[Work instructions]: Each line containing the word "name" needs to be copied.
— start Listed entries —
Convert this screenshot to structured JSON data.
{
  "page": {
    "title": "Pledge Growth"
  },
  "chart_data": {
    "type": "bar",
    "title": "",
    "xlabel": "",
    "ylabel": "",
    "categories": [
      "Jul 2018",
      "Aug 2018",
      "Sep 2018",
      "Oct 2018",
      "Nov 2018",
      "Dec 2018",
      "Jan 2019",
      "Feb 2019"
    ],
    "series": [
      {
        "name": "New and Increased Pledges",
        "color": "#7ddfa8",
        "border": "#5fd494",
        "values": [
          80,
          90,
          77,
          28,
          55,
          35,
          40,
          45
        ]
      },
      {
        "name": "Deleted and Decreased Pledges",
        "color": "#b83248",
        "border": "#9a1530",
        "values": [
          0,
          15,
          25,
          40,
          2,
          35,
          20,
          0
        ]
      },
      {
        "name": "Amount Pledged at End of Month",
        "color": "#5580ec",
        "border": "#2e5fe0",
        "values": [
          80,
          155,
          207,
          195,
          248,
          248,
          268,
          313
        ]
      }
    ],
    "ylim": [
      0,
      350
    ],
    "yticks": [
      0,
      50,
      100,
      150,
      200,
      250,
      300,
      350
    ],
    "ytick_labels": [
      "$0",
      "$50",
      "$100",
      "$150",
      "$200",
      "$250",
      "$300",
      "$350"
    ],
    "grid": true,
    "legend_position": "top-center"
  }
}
— end Listed entries —
[Correct answer]:
        "name": "New and Increased Pledges",
        "name": "Deleted and Decreased Pledges",
        "name": "Amount Pledged at End of Month",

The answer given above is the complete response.